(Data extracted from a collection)
****************************************

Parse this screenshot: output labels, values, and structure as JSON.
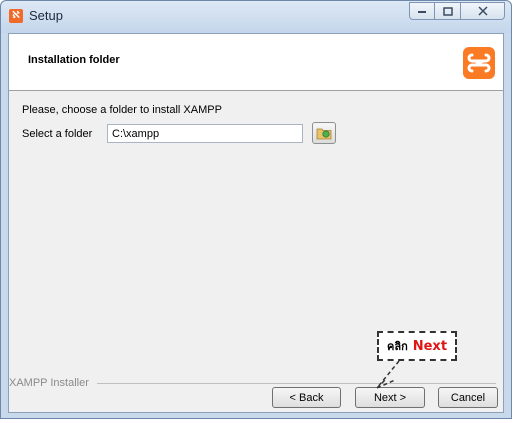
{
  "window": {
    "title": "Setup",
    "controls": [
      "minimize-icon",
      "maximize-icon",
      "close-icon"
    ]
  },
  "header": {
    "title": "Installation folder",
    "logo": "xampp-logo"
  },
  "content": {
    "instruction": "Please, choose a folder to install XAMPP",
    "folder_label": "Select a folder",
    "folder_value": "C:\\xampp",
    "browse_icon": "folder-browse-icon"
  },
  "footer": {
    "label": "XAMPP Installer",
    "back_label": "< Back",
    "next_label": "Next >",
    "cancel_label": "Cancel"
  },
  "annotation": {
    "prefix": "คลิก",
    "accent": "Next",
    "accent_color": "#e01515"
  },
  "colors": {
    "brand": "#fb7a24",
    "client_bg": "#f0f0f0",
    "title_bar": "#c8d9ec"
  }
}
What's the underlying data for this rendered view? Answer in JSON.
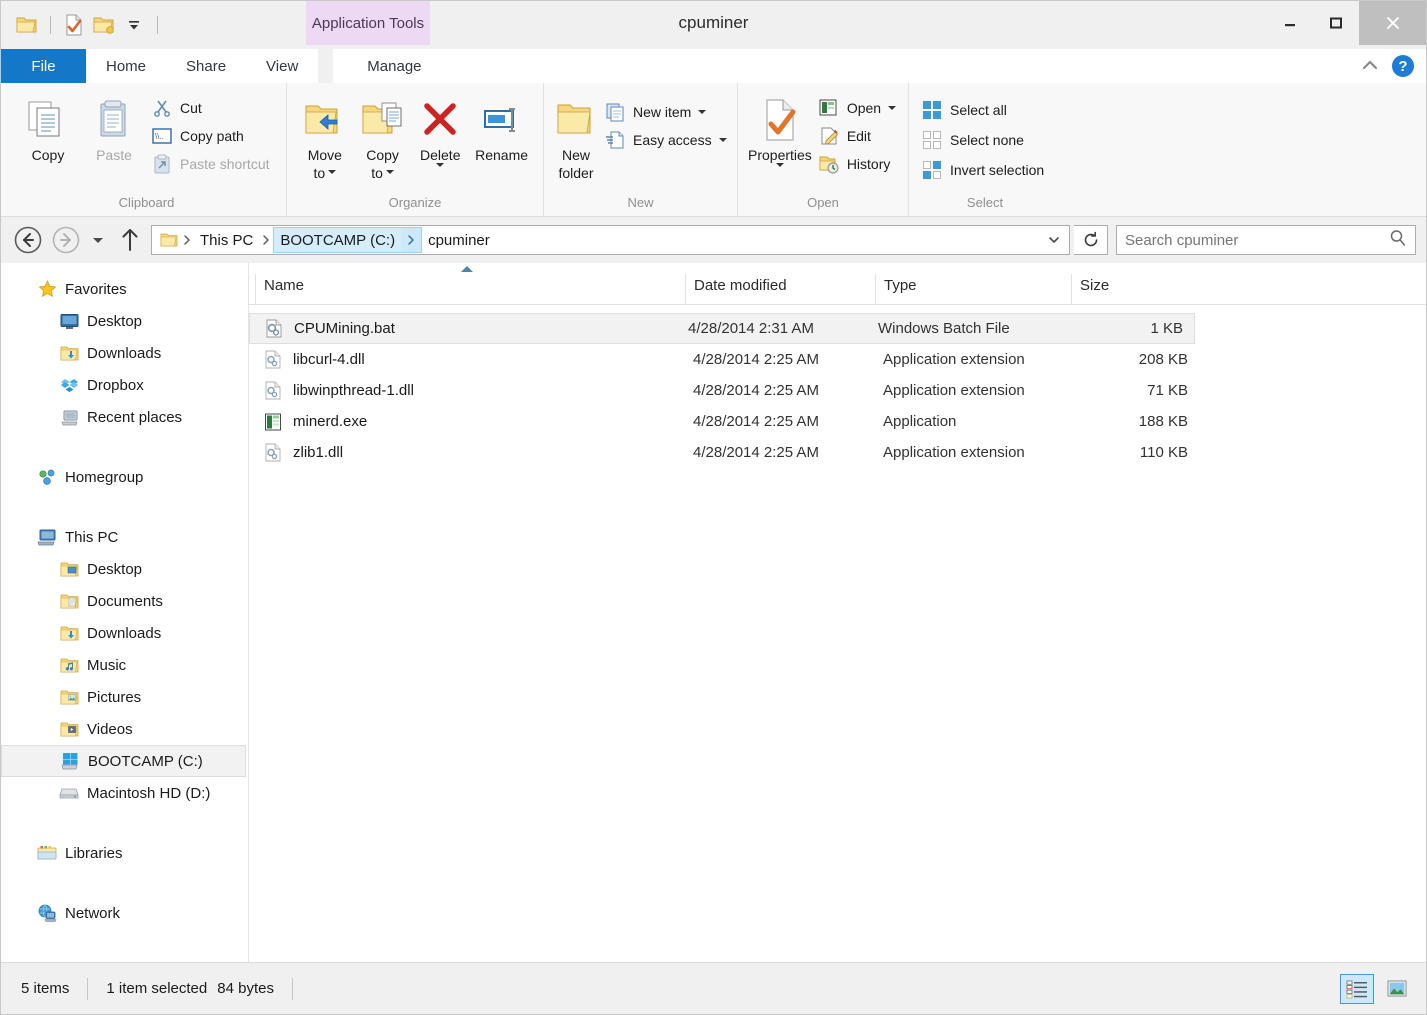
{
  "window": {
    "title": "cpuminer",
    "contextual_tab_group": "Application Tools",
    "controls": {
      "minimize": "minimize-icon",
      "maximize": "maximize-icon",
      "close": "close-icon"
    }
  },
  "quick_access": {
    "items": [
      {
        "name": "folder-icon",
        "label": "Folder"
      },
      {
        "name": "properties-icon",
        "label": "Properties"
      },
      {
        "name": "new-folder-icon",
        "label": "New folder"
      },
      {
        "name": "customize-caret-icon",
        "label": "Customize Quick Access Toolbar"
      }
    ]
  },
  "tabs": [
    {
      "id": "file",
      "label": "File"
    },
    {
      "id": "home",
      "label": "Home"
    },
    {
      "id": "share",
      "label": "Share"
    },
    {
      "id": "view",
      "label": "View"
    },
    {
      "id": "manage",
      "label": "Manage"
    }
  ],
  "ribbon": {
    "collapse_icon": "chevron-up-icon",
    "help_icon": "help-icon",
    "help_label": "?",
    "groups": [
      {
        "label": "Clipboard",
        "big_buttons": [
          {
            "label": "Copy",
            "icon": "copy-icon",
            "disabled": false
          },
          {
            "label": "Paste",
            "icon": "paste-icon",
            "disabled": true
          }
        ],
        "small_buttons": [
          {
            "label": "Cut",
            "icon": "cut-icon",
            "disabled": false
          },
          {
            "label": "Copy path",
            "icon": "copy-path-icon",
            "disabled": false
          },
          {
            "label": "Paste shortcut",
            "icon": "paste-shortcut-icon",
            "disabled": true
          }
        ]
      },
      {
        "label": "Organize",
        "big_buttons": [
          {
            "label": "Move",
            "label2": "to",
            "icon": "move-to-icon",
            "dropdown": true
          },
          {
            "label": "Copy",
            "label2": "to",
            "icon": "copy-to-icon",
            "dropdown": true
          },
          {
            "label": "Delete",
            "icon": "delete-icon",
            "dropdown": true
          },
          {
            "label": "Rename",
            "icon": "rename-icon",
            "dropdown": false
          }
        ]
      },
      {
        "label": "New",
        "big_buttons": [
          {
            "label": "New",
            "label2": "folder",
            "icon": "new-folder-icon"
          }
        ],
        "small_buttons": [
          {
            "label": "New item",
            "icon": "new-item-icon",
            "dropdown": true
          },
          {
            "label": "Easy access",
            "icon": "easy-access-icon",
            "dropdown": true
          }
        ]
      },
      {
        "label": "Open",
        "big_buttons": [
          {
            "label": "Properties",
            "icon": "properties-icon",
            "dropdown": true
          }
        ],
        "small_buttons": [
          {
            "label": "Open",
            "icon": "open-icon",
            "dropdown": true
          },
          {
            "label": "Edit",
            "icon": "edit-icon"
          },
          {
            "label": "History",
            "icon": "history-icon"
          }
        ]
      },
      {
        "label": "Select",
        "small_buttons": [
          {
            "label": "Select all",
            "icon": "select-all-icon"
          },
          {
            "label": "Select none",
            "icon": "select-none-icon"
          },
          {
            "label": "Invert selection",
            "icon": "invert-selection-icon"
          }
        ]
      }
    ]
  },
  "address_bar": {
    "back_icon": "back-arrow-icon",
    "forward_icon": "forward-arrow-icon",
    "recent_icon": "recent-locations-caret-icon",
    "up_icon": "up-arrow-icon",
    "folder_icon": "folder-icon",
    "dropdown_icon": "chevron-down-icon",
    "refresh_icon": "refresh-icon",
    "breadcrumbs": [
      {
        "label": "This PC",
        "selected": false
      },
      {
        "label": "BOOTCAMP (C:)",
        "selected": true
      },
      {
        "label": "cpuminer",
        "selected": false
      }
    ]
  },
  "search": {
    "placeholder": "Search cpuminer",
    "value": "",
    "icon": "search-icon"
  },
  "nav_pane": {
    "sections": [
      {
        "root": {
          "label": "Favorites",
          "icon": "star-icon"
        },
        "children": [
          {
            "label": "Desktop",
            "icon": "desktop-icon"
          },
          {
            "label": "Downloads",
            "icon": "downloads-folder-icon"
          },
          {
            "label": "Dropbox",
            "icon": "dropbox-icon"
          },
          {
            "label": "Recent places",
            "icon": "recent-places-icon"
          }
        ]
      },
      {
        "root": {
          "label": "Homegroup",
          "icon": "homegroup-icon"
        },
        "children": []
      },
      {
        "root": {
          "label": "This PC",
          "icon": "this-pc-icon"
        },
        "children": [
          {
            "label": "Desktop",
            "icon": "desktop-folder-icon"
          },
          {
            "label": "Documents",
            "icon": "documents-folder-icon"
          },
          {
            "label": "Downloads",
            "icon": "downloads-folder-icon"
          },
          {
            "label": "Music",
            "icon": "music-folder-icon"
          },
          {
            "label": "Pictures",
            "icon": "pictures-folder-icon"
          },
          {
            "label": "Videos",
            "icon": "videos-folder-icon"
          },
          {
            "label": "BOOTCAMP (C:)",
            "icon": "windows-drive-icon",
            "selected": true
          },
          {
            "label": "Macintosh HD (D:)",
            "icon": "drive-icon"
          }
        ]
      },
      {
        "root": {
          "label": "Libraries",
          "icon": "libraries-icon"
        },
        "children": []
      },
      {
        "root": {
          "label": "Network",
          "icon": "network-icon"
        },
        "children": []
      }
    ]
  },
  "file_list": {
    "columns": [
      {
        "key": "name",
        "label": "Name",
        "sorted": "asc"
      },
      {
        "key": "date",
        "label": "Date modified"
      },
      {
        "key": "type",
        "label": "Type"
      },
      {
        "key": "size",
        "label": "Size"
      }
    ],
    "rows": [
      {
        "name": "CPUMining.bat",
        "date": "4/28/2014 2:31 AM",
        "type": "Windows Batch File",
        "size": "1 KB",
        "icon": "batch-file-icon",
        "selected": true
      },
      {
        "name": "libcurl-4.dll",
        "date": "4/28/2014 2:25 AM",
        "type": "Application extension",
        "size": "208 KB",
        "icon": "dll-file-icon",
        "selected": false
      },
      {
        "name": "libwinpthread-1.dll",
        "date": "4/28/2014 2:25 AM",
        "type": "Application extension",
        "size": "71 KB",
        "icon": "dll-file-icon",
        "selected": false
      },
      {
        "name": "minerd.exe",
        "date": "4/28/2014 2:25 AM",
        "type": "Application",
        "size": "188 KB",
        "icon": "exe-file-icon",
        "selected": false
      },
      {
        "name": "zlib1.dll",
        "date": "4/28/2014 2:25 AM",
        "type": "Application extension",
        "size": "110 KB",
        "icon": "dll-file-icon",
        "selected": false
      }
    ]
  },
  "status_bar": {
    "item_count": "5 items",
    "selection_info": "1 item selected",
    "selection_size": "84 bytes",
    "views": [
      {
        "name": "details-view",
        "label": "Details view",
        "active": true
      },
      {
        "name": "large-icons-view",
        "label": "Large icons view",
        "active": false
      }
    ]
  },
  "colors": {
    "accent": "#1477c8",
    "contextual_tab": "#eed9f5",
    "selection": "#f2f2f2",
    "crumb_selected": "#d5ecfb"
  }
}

****************************************

» GOAL:
All preceding records should be duplicated verbatim, images excepted.

» SOLUTION TO THIS PROBLEM:
Parse this screenshot: output labels, values, and structure as JSON.
{
  "window": {
    "title": "Setup",
    "controls": [
      "minimize-icon",
      "maximize-icon",
      "close-icon"
    ]
  },
  "header": {
    "title": "Installation folder",
    "logo": "xampp-logo"
  },
  "content": {
    "instruction": "Please, choose a folder to install XAMPP",
    "folder_label": "Select a folder",
    "folder_value": "C:\\xampp",
    "browse_icon": "folder-browse-icon"
  },
  "footer": {
    "label": "XAMPP Installer",
    "back_label": "< Back",
    "next_label": "Next >",
    "cancel_label": "Cancel"
  },
  "annotation": {
    "prefix": "คลิก",
    "accent": "Next",
    "accent_color": "#e01515"
  },
  "colors": {
    "brand": "#fb7a24",
    "client_bg": "#f0f0f0",
    "title_bar": "#c8d9ec"
  }
}
What's the underlying data for this rendered view? Answer in JSON.
{
  "window": {
    "title": "cpuminer",
    "contextual_tab_group": "Application Tools",
    "controls": {
      "minimize": "minimize-icon",
      "maximize": "maximize-icon",
      "close": "close-icon"
    }
  },
  "quick_access": {
    "items": [
      {
        "name": "folder-icon",
        "label": "Folder"
      },
      {
        "name": "properties-icon",
        "label": "Properties"
      },
      {
        "name": "new-folder-icon",
        "label": "New folder"
      },
      {
        "name": "customize-caret-icon",
        "label": "Customize Quick Access Toolbar"
      }
    ]
  },
  "tabs": [
    {
      "id": "file",
      "label": "File"
    },
    {
      "id": "home",
      "label": "Home"
    },
    {
      "id": "share",
      "label": "Share"
    },
    {
      "id": "view",
      "label": "View"
    },
    {
      "id": "manage",
      "label": "Manage"
    }
  ],
  "ribbon": {
    "collapse_icon": "chevron-up-icon",
    "help_icon": "help-icon",
    "help_label": "?",
    "groups": [
      {
        "label": "Clipboard",
        "big_buttons": [
          {
            "label": "Copy",
            "icon": "copy-icon",
            "disabled": false
          },
          {
            "label": "Paste",
            "icon": "paste-icon",
            "disabled": true
          }
        ],
        "small_buttons": [
          {
            "label": "Cut",
            "icon": "cut-icon",
            "disabled": false
          },
          {
            "label": "Copy path",
            "icon": "copy-path-icon",
            "disabled": false
          },
          {
            "label": "Paste shortcut",
            "icon": "paste-shortcut-icon",
            "disabled": true
          }
        ]
      },
      {
        "label": "Organize",
        "big_buttons": [
          {
            "label": "Move",
            "label2": "to",
            "icon": "move-to-icon",
            "dropdown": true
          },
          {
            "label": "Copy",
            "label2": "to",
            "icon": "copy-to-icon",
            "dropdown": true
          },
          {
            "label": "Delete",
            "icon": "delete-icon",
            "dropdown": true
          },
          {
            "label": "Rename",
            "icon": "rename-icon",
            "dropdown": false
          }
        ]
      },
      {
        "label": "New",
        "big_buttons": [
          {
            "label": "New",
            "label2": "folder",
            "icon": "new-folder-icon"
          }
        ],
        "small_buttons": [
          {
            "label": "New item",
            "icon": "new-item-icon",
            "dropdown": true
          },
          {
            "label": "Easy access",
            "icon": "easy-access-icon",
            "dropdown": true
          }
        ]
      },
      {
        "label": "Open",
        "big_buttons": [
          {
            "label": "Properties",
            "icon": "properties-icon",
            "dropdown": true
          }
        ],
        "small_buttons": [
          {
            "label": "Open",
            "icon": "open-icon",
            "dropdown": true
          },
          {
            "label": "Edit",
            "icon": "edit-icon"
          },
          {
            "label": "History",
            "icon": "history-icon"
          }
        ]
      },
      {
        "label": "Select",
        "small_buttons": [
          {
            "label": "Select all",
            "icon": "select-all-icon"
          },
          {
            "label": "Select none",
            "icon": "select-none-icon"
          },
          {
            "label": "Invert selection",
            "icon": "invert-selection-icon"
          }
        ]
      }
    ]
  },
  "address_bar": {
    "back_icon": "back-arrow-icon",
    "forward_icon": "forward-arrow-icon",
    "recent_icon": "recent-locations-caret-icon",
    "up_icon": "up-arrow-icon",
    "folder_icon": "folder-icon",
    "dropdown_icon": "chevron-down-icon",
    "refresh_icon": "refresh-icon",
    "breadcrumbs": [
      {
        "label": "This PC",
        "selected": false
      },
      {
        "label": "BOOTCAMP (C:)",
        "selected": true
      },
      {
        "label": "cpuminer",
        "selected": false
      }
    ]
  },
  "search": {
    "placeholder": "Search cpuminer",
    "value": "",
    "icon": "search-icon"
  },
  "nav_pane": {
    "sections": [
      {
        "root": {
          "label": "Favorites",
          "icon": "star-icon"
        },
        "children": [
          {
            "label": "Desktop",
            "icon": "desktop-icon"
          },
          {
            "label": "Downloads",
            "icon": "downloads-folder-icon"
          },
          {
            "label": "Dropbox",
            "icon": "dropbox-icon"
          },
          {
            "label": "Recent places",
            "icon": "recent-places-icon"
          }
        ]
      },
      {
        "root": {
          "label": "Homegroup",
          "icon": "homegroup-icon"
        },
        "children": []
      },
      {
        "root": {
          "label": "This PC",
          "icon": "this-pc-icon"
        },
        "children": [
          {
            "label": "Desktop",
            "icon": "desktop-folder-icon"
          },
          {
            "label": "Documents",
            "icon": "documents-folder-icon"
          },
          {
            "label": "Downloads",
            "icon": "downloads-folder-icon"
          },
          {
            "label": "Music",
            "icon": "music-folder-icon"
          },
          {
            "label": "Pictures",
            "icon": "pictures-folder-icon"
          },
          {
            "label": "Videos",
            "icon": "videos-folder-icon"
          },
          {
            "label": "BOOTCAMP (C:)",
            "icon": "windows-drive-icon",
            "selected": true
          },
          {
            "label": "Macintosh HD (D:)",
            "icon": "drive-icon"
          }
        ]
      },
      {
        "root": {
          "label": "Libraries",
          "icon": "libraries-icon"
        },
        "children": []
      },
      {
        "root": {
          "label": "Network",
          "icon": "network-icon"
        },
        "children": []
      }
    ]
  },
  "file_list": {
    "columns": [
      {
        "key": "name",
        "label": "Name",
        "sorted": "asc"
      },
      {
        "key": "date",
        "label": "Date modified"
      },
      {
        "key": "type",
        "label": "Type"
      },
      {
        "key": "size",
        "label": "Size"
      }
    ],
    "rows": [
      {
        "name": "CPUMining.bat",
        "date": "4/28/2014 2:31 AM",
        "type": "Windows Batch File",
        "size": "1 KB",
        "icon": "batch-file-icon",
        "selected": true
      },
      {
        "name": "libcurl-4.dll",
        "date": "4/28/2014 2:25 AM",
        "type": "Application extension",
        "size": "208 KB",
        "icon": "dll-file-icon",
        "selected": false
      },
      {
        "name": "libwinpthread-1.dll",
        "date": "4/28/2014 2:25 AM",
        "type": "Application extension",
        "size": "71 KB",
        "icon": "dll-file-icon",
        "selected": false
      },
      {
        "name": "minerd.exe",
        "date": "4/28/2014 2:25 AM",
        "type": "Application",
        "size": "188 KB",
        "icon": "exe-file-icon",
        "selected": false
      },
      {
        "name": "zlib1.dll",
        "date": "4/28/2014 2:25 AM",
        "type": "Application extension",
        "size": "110 KB",
        "icon": "dll-file-icon",
        "selected": false
      }
    ]
  },
  "status_bar": {
    "item_count": "5 items",
    "selection_info": "1 item selected",
    "selection_size": "84 bytes",
    "views": [
      {
        "name": "details-view",
        "label": "Details view",
        "active": true
      },
      {
        "name": "large-icons-view",
        "label": "Large icons view",
        "active": false
      }
    ]
  },
  "colors": {
    "accent": "#1477c8",
    "contextual_tab": "#eed9f5",
    "selection": "#f2f2f2",
    "crumb_selected": "#d5ecfb"
  }
}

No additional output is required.